» **Required task**: Retype all of the data. Every line must match exactly.

» **Input rows**:
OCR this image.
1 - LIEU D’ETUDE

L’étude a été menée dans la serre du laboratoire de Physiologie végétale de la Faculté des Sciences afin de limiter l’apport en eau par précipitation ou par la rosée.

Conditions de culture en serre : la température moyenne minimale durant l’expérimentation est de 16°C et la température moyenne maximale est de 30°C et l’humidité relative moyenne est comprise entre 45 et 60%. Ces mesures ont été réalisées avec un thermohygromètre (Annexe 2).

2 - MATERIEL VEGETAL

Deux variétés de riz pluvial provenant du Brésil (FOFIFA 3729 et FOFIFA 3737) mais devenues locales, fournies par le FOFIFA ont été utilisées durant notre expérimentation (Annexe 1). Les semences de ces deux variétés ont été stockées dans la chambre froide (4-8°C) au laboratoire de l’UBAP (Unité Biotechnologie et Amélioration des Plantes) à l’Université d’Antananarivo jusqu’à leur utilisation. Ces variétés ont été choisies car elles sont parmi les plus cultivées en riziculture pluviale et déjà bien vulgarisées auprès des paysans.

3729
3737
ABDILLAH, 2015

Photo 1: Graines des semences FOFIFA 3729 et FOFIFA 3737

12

» **The completed task**:
OCR this image.
1 - LIEU D’ETUDE

L’étude a été menée dans la serre du laboratoire de Physiologie végétale de la Faculté des Sciences afin de limiter l’apport en eau par précipitation ou par la rosée.

Conditions de culture en serre : la température moyenne minimale durant l’expérimentation est de 16°C et la température moyenne maximale est de 30°C et l’humidité relative moyenne est comprise entre 45 et 60%. Ces mesures ont été réalisées avec un thermohygromètre (Annexe 2).

2 - MATERIEL VEGETAL

Deux variétés de riz pluvial provenant du Brésil (FOFIFA 3729 et FOFIFA 3737) mais devenues locales, fournies par le FOFIFA ont été utilisées durant notre expérimentation (Annexe 1). Les semences de ces deux variétés ont été stockées dans la chambre froide (4-8°C) au laboratoire de l’UBAP (Unité Biotechnologie et Amélioration des Plantes) à l’Université d’Antananarivo jusqu’à leur utilisation. Ces variétés ont été choisies car elles sont parmi les plus cultivées en riziculture pluviale et déjà bien vulgarisées auprès des paysans.

3729
3737
ABDILLAH, 2015

Photo 1: Graines des semences FOFIFA 3729 et FOFIFA 3737

12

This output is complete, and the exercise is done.